**Task item**. Copy the data below exactly.

**Record extracts**.
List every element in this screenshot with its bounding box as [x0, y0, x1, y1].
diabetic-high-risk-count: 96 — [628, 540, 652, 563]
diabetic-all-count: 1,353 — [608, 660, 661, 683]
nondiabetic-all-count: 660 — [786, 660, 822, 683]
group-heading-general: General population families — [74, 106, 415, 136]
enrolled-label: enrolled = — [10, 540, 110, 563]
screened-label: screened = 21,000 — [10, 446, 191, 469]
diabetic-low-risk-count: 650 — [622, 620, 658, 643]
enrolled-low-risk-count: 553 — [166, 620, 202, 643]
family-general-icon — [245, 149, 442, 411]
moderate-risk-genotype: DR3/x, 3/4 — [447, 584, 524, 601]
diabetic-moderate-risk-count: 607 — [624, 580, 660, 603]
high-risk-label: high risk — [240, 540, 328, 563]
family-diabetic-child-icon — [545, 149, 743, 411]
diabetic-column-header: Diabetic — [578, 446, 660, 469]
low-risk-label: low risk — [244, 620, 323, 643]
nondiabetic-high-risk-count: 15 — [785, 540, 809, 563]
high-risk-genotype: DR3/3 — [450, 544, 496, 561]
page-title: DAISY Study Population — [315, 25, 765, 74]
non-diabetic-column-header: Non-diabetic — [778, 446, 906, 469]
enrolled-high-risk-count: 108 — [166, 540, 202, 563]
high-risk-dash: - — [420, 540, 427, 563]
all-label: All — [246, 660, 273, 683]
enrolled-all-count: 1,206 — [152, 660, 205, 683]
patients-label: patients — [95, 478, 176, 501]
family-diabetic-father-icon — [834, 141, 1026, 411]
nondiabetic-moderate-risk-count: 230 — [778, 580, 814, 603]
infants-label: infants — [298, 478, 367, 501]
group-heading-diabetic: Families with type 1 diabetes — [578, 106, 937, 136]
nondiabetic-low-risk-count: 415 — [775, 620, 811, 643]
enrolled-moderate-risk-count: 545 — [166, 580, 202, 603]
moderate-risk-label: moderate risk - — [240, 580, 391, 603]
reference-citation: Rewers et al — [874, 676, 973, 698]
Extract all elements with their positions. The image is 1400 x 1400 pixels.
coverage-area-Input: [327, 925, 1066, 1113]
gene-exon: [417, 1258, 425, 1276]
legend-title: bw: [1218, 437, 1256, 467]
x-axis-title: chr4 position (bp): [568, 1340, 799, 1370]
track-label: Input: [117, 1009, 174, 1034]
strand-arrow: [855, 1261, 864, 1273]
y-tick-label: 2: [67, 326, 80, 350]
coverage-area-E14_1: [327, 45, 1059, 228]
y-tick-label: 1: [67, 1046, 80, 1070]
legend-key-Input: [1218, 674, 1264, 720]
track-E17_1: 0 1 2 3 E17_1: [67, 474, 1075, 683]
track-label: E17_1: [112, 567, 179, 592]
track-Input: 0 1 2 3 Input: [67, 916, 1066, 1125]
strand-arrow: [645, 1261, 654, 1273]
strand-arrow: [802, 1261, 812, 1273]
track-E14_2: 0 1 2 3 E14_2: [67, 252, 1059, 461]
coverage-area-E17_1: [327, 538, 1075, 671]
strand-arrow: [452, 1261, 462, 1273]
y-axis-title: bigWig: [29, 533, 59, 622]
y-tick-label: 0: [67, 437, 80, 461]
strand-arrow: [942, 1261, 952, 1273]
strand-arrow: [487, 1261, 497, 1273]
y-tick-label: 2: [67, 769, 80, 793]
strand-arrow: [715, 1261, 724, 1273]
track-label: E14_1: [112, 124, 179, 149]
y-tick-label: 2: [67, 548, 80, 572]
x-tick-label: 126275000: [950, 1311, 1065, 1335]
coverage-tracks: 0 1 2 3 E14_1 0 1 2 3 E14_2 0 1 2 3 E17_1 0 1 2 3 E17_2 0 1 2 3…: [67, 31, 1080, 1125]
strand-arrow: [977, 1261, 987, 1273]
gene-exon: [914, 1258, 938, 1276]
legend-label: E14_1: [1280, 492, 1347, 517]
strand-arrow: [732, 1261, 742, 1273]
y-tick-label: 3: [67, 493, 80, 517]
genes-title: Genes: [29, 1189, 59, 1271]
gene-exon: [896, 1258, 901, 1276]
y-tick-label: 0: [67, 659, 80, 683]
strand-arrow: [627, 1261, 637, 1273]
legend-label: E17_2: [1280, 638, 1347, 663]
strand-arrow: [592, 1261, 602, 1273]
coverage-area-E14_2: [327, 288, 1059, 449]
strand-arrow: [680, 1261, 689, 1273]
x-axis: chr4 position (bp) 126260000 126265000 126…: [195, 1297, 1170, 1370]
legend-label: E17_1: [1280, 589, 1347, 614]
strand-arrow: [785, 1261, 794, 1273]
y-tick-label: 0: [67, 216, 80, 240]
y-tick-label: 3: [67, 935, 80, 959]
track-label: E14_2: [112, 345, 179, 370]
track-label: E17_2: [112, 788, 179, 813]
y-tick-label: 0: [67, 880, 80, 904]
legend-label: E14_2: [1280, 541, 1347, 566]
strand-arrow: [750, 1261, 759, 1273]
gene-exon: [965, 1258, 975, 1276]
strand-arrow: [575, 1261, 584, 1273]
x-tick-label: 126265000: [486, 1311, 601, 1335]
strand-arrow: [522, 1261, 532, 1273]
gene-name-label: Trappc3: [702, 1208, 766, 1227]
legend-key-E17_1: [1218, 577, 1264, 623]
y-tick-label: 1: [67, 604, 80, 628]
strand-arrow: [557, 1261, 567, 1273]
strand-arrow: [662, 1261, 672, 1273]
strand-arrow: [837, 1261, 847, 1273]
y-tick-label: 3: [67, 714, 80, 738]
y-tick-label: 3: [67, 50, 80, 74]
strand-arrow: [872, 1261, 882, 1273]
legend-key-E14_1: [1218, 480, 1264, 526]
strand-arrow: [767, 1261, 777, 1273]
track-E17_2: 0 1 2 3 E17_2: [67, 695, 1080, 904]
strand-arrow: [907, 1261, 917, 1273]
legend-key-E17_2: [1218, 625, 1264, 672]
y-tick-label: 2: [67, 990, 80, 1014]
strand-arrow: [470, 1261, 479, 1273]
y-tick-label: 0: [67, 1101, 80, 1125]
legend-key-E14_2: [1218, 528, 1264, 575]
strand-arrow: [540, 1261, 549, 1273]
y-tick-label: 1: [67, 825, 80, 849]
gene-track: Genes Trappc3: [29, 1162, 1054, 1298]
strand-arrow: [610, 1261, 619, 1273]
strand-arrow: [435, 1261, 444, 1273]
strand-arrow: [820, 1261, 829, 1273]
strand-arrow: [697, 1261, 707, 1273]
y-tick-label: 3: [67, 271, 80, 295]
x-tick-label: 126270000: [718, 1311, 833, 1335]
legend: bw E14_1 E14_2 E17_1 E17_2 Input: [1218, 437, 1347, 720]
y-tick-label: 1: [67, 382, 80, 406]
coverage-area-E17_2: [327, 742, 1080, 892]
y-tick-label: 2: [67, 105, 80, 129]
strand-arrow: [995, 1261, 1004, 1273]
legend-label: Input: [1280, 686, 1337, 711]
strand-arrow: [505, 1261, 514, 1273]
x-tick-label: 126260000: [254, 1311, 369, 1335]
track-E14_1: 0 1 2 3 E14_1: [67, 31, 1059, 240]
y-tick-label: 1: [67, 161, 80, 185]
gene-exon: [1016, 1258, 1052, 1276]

**Solution to this problem**.
List every element in this screenshot with its bounding box as [x0, y0, x1, y1].
diabetic-high-risk-count: 96 — [628, 540, 652, 563]
diabetic-all-count: 1,353 — [608, 660, 661, 683]
nondiabetic-all-count: 660 — [786, 660, 822, 683]
group-heading-general: General population families — [74, 106, 415, 136]
enrolled-label: enrolled = — [10, 540, 110, 563]
screened-label: screened = 21,000 — [10, 446, 191, 469]
diabetic-low-risk-count: 650 — [622, 620, 658, 643]
enrolled-low-risk-count: 553 — [166, 620, 202, 643]
family-general-icon — [245, 149, 442, 411]
moderate-risk-genotype: DR3/x, 3/4 — [447, 584, 524, 601]
diabetic-moderate-risk-count: 607 — [624, 580, 660, 603]
high-risk-label: high risk — [240, 540, 328, 563]
family-diabetic-child-icon — [545, 149, 743, 411]
diabetic-column-header: Diabetic — [578, 446, 660, 469]
low-risk-label: low risk — [244, 620, 323, 643]
nondiabetic-high-risk-count: 15 — [785, 540, 809, 563]
high-risk-genotype: DR3/3 — [450, 544, 496, 561]
page-title: DAISY Study Population — [315, 25, 765, 74]
non-diabetic-column-header: Non-diabetic — [778, 446, 906, 469]
enrolled-high-risk-count: 108 — [166, 540, 202, 563]
high-risk-dash: - — [420, 540, 427, 563]
all-label: All — [246, 660, 273, 683]
enrolled-all-count: 1,206 — [152, 660, 205, 683]
patients-label: patients — [95, 478, 176, 501]
family-diabetic-father-icon — [834, 141, 1026, 411]
nondiabetic-moderate-risk-count: 230 — [778, 580, 814, 603]
infants-label: infants — [298, 478, 367, 501]
group-heading-diabetic: Families with type 1 diabetes — [578, 106, 937, 136]
nondiabetic-low-risk-count: 415 — [775, 620, 811, 643]
enrolled-moderate-risk-count: 545 — [166, 580, 202, 603]
moderate-risk-label: moderate risk - — [240, 580, 391, 603]
reference-citation: Rewers et al — [874, 676, 973, 698]
Extract all elements with their positions. The image is 1400 x 1400 pixels.
coverage-area-Input: [327, 925, 1066, 1113]
gene-exon: [417, 1258, 425, 1276]
legend-title: bw: [1218, 437, 1256, 467]
x-axis-title: chr4 position (bp): [568, 1340, 799, 1370]
track-label: Input: [117, 1009, 174, 1034]
strand-arrow: [855, 1261, 864, 1273]
y-tick-label: 2: [67, 326, 80, 350]
coverage-area-E14_1: [327, 45, 1059, 228]
y-tick-label: 1: [67, 1046, 80, 1070]
legend-key-Input: [1218, 674, 1264, 720]
track-E17_1: 0 1 2 3 E17_1: [67, 474, 1075, 683]
track-label: E17_1: [112, 567, 179, 592]
track-Input: 0 1 2 3 Input: [67, 916, 1066, 1125]
strand-arrow: [645, 1261, 654, 1273]
strand-arrow: [802, 1261, 812, 1273]
track-E14_2: 0 1 2 3 E14_2: [67, 252, 1059, 461]
coverage-area-E17_1: [327, 538, 1075, 671]
strand-arrow: [452, 1261, 462, 1273]
y-axis-title: bigWig: [29, 533, 59, 622]
y-tick-label: 0: [67, 437, 80, 461]
strand-arrow: [942, 1261, 952, 1273]
strand-arrow: [487, 1261, 497, 1273]
y-tick-label: 2: [67, 769, 80, 793]
strand-arrow: [715, 1261, 724, 1273]
track-label: E14_1: [112, 124, 179, 149]
y-tick-label: 2: [67, 548, 80, 572]
x-tick-label: 126275000: [950, 1311, 1065, 1335]
coverage-tracks: 0 1 2 3 E14_1 0 1 2 3 E14_2 0 1 2 3 E17_1 0 1 2 3 E17_2 0 1 2 3…: [67, 31, 1080, 1125]
strand-arrow: [977, 1261, 987, 1273]
gene-exon: [914, 1258, 938, 1276]
legend-label: E14_1: [1280, 492, 1347, 517]
strand-arrow: [732, 1261, 742, 1273]
y-tick-label: 3: [67, 493, 80, 517]
genes-title: Genes: [29, 1189, 59, 1271]
gene-exon: [896, 1258, 901, 1276]
y-tick-label: 0: [67, 659, 80, 683]
strand-arrow: [627, 1261, 637, 1273]
legend-label: E17_2: [1280, 638, 1347, 663]
strand-arrow: [592, 1261, 602, 1273]
coverage-area-E14_2: [327, 288, 1059, 449]
strand-arrow: [680, 1261, 689, 1273]
x-axis: chr4 position (bp) 126260000 126265000 126…: [195, 1297, 1170, 1370]
legend-label: E17_1: [1280, 589, 1347, 614]
strand-arrow: [785, 1261, 794, 1273]
y-tick-label: 0: [67, 216, 80, 240]
y-tick-label: 3: [67, 935, 80, 959]
track-label: E14_2: [112, 345, 179, 370]
track-label: E17_2: [112, 788, 179, 813]
y-tick-label: 0: [67, 880, 80, 904]
legend-label: E14_2: [1280, 541, 1347, 566]
strand-arrow: [750, 1261, 759, 1273]
gene-exon: [965, 1258, 975, 1276]
strand-arrow: [575, 1261, 584, 1273]
x-tick-label: 126265000: [486, 1311, 601, 1335]
strand-arrow: [522, 1261, 532, 1273]
gene-name-label: Trappc3: [702, 1208, 766, 1227]
legend-key-E17_1: [1218, 577, 1264, 623]
y-tick-label: 1: [67, 604, 80, 628]
strand-arrow: [557, 1261, 567, 1273]
strand-arrow: [662, 1261, 672, 1273]
strand-arrow: [837, 1261, 847, 1273]
y-tick-label: 3: [67, 714, 80, 738]
y-tick-label: 3: [67, 50, 80, 74]
strand-arrow: [872, 1261, 882, 1273]
legend-key-E14_1: [1218, 480, 1264, 526]
strand-arrow: [767, 1261, 777, 1273]
track-E17_2: 0 1 2 3 E17_2: [67, 695, 1080, 904]
strand-arrow: [907, 1261, 917, 1273]
legend-key-E17_2: [1218, 625, 1264, 672]
y-tick-label: 2: [67, 990, 80, 1014]
strand-arrow: [470, 1261, 479, 1273]
y-tick-label: 0: [67, 1101, 80, 1125]
legend-key-E14_2: [1218, 528, 1264, 575]
strand-arrow: [540, 1261, 549, 1273]
y-tick-label: 1: [67, 825, 80, 849]
gene-track: Genes Trappc3: [29, 1162, 1054, 1298]
strand-arrow: [610, 1261, 619, 1273]
strand-arrow: [435, 1261, 444, 1273]
strand-arrow: [820, 1261, 829, 1273]
strand-arrow: [697, 1261, 707, 1273]
y-tick-label: 3: [67, 271, 80, 295]
x-tick-label: 126270000: [718, 1311, 833, 1335]
legend: bw E14_1 E14_2 E17_1 E17_2 Input: [1218, 437, 1347, 720]
y-tick-label: 1: [67, 382, 80, 406]
coverage-area-E17_2: [327, 742, 1080, 892]
y-tick-label: 2: [67, 105, 80, 129]
strand-arrow: [995, 1261, 1004, 1273]
legend-label: Input: [1280, 686, 1337, 711]
strand-arrow: [505, 1261, 514, 1273]
x-tick-label: 126260000: [254, 1311, 369, 1335]
track-E14_1: 0 1 2 3 E14_1: [67, 31, 1059, 240]
y-tick-label: 1: [67, 161, 80, 185]
gene-exon: [1016, 1258, 1052, 1276]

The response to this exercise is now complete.